--- Supplied material ---

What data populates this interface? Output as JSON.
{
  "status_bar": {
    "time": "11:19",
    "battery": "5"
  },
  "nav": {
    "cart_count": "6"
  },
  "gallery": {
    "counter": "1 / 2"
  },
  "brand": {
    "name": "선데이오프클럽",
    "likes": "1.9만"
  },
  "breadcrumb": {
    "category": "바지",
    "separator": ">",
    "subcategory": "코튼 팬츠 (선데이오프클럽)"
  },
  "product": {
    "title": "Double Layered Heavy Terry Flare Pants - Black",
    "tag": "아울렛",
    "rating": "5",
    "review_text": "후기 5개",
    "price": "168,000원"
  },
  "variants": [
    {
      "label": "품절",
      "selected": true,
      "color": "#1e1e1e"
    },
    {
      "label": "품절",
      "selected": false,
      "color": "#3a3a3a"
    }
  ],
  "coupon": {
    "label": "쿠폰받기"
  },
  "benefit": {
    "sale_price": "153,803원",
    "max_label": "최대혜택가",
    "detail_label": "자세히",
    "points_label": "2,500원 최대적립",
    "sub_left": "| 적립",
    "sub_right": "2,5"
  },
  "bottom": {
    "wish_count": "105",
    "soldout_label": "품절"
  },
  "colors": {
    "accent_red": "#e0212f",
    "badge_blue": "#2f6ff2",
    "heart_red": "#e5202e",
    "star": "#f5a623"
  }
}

---

→ Objective
Pull out all lines containing "선데이오프클럽".

→ Answer below
    "name": "선데이오프클럽",
    "subcategory": "코튼 팬츠 (선데이오프클럽)"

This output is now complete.